*STORED DATA:*
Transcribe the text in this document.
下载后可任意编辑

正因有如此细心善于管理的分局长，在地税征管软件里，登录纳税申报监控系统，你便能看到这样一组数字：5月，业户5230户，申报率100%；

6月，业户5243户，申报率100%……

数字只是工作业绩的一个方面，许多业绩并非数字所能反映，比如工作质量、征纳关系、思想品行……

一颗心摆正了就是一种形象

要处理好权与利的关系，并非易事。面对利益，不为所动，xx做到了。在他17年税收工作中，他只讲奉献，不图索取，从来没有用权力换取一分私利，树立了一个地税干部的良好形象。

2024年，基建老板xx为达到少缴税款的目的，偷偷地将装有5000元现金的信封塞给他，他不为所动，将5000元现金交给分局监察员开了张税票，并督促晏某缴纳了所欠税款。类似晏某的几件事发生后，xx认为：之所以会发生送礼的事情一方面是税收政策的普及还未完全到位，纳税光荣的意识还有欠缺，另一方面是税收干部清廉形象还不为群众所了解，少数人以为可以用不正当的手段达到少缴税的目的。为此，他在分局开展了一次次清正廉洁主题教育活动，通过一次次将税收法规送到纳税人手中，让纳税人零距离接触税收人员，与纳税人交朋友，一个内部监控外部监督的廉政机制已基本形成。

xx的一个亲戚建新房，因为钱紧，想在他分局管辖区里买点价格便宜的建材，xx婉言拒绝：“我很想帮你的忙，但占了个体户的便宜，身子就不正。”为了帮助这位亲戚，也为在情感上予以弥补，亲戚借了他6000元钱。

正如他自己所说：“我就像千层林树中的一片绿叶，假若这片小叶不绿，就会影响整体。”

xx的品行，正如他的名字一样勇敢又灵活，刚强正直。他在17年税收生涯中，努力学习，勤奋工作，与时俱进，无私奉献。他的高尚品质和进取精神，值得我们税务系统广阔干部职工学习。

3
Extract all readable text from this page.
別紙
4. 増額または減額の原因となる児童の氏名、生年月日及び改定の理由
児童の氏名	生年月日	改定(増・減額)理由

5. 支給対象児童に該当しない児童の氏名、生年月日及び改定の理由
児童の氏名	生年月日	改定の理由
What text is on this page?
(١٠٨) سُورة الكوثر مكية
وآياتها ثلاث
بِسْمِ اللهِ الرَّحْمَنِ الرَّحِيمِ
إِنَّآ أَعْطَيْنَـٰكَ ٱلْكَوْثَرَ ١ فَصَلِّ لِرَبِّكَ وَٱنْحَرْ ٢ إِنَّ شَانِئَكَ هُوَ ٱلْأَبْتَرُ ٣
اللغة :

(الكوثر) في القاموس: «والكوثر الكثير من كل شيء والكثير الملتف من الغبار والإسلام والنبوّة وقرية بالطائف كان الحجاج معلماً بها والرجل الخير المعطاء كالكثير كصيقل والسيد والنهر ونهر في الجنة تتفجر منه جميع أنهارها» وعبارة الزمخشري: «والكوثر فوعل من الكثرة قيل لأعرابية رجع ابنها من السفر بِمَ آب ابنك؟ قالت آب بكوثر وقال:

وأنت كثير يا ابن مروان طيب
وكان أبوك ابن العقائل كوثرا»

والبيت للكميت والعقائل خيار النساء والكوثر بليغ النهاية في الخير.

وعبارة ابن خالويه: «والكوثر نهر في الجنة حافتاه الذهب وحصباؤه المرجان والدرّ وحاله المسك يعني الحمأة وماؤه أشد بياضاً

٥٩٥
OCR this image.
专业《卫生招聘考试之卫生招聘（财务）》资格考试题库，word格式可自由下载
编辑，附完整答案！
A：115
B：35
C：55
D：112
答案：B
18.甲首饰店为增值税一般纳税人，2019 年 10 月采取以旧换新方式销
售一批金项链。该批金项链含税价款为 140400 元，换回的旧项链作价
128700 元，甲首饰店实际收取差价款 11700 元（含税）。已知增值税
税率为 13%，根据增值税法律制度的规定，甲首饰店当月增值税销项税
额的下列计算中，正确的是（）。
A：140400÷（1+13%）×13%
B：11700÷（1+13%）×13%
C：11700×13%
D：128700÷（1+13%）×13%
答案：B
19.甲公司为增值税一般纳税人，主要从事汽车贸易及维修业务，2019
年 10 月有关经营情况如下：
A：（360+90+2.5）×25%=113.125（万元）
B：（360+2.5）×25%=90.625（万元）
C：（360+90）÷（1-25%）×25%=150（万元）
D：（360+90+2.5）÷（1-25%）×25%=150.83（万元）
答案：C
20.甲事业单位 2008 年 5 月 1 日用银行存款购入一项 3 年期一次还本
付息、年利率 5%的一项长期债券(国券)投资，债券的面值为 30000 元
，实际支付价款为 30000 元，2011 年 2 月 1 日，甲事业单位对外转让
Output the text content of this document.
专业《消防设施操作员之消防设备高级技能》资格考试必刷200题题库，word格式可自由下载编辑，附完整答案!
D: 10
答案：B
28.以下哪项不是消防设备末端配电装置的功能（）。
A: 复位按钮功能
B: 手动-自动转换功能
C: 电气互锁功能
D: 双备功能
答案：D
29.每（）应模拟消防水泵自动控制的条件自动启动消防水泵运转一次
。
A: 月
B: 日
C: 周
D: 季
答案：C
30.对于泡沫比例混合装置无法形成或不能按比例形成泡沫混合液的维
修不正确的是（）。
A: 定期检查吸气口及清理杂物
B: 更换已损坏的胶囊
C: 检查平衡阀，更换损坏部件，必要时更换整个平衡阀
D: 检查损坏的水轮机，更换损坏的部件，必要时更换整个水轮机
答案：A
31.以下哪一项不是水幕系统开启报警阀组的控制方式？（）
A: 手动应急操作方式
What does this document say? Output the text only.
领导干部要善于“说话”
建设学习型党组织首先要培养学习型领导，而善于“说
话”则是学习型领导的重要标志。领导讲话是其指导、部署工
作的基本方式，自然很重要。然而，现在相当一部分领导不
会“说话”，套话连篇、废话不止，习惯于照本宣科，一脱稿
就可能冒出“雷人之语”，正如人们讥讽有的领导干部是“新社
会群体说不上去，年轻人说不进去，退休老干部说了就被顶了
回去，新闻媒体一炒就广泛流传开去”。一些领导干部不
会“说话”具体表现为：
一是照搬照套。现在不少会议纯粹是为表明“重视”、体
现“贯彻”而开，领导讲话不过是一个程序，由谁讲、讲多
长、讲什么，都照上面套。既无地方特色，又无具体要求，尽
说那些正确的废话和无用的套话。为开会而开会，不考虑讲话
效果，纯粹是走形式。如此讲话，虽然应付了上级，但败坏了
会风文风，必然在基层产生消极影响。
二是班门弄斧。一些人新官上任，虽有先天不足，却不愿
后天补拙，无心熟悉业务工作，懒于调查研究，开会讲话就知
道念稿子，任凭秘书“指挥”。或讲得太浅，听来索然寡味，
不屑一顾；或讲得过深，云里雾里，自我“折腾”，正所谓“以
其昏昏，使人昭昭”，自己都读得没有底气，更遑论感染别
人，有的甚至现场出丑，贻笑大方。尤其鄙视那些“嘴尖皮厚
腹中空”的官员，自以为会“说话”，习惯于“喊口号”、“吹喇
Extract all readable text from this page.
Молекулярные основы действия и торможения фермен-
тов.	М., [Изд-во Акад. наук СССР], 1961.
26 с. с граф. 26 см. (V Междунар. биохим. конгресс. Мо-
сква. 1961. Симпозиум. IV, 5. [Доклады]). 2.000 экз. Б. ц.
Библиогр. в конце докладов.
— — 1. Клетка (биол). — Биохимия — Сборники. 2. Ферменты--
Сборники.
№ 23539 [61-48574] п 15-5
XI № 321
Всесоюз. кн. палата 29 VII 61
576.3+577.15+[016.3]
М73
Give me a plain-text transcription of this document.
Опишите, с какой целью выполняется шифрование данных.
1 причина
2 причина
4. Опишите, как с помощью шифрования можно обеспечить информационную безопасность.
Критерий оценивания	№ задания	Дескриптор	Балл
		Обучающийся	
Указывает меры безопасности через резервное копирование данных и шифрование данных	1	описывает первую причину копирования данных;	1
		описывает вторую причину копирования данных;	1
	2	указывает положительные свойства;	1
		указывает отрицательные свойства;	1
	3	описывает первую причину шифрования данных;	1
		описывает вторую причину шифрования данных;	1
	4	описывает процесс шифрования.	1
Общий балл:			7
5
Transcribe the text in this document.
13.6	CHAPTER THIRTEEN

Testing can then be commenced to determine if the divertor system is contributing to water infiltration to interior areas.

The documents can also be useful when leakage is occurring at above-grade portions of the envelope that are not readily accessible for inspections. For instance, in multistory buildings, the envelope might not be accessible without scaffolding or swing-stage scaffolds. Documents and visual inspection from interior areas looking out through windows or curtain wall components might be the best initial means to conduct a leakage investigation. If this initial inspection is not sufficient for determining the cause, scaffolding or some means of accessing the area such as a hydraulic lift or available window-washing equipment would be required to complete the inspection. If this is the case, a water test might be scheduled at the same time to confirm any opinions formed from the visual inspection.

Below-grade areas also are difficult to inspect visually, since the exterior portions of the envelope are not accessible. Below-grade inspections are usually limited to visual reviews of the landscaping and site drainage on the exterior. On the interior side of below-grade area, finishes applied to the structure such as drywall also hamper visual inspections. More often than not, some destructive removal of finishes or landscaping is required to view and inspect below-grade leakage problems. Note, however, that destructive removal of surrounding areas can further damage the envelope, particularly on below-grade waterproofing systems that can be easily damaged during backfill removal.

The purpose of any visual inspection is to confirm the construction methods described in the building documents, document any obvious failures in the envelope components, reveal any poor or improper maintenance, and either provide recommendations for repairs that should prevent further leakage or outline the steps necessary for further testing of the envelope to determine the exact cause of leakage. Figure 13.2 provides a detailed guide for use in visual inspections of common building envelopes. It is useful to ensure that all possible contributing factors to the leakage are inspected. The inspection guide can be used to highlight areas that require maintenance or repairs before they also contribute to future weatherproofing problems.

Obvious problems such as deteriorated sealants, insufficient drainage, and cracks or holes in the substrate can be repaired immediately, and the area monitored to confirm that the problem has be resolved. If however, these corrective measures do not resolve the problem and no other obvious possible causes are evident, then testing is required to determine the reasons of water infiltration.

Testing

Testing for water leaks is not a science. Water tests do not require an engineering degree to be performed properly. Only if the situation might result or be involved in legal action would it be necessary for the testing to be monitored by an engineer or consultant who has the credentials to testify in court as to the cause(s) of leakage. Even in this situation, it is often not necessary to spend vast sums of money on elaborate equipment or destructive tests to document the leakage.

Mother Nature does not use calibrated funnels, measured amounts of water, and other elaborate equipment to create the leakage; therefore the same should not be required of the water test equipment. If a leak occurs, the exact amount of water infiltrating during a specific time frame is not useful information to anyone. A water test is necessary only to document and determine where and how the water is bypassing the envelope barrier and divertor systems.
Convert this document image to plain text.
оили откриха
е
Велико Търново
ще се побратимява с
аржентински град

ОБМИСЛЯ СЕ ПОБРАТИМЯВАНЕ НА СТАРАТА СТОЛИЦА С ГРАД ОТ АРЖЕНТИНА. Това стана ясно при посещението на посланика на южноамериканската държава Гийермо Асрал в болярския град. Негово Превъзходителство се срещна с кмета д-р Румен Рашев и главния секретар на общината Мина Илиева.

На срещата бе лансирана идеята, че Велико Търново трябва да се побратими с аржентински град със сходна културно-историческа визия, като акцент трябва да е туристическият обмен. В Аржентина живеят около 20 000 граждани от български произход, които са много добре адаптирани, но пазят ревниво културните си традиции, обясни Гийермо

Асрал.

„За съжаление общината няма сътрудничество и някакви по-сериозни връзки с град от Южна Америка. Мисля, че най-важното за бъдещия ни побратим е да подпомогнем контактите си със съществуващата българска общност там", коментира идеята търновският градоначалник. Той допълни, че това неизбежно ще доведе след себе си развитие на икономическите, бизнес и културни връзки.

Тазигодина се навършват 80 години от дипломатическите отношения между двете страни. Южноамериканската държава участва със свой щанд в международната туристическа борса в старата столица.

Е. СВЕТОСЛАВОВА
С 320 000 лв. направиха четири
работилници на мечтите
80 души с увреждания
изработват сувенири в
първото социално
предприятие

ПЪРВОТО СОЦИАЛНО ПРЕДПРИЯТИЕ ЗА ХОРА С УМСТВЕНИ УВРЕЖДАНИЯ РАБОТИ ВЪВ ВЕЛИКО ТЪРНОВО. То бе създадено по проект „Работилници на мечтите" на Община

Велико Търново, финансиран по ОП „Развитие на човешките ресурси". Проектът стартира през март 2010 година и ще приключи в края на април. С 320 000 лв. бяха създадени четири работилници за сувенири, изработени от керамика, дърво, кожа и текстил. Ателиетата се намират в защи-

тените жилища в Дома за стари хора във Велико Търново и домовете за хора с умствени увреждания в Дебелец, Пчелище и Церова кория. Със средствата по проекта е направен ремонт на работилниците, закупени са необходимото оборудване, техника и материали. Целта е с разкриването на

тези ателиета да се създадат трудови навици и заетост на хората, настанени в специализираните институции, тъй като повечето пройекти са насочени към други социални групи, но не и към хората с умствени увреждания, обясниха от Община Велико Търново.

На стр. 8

*WHAT TO WORK ON:*
Locate the word "като" in the records above, and return each line that has it.

*WORKED SOLUTION:*
На срещата бе лансирана идеята, че Велико Търново трябва да се побратими с аржентински град със сходна културно-историческа визия, като акцент трябва да е туристическият обмен. В Аржентина живеят около 20 000 граждани от български произход, които са много добре адаптирани, но пазят ревниво културните си традиции, обясни Гийермо
тези ателиета да се създадат трудови навици и заетост на хората, настанени в специализираните институции, тъй като повечето пройекти са насочени към други социални групи, но не и към хората с умствени увреждания, обясниха от Община Велико Търново.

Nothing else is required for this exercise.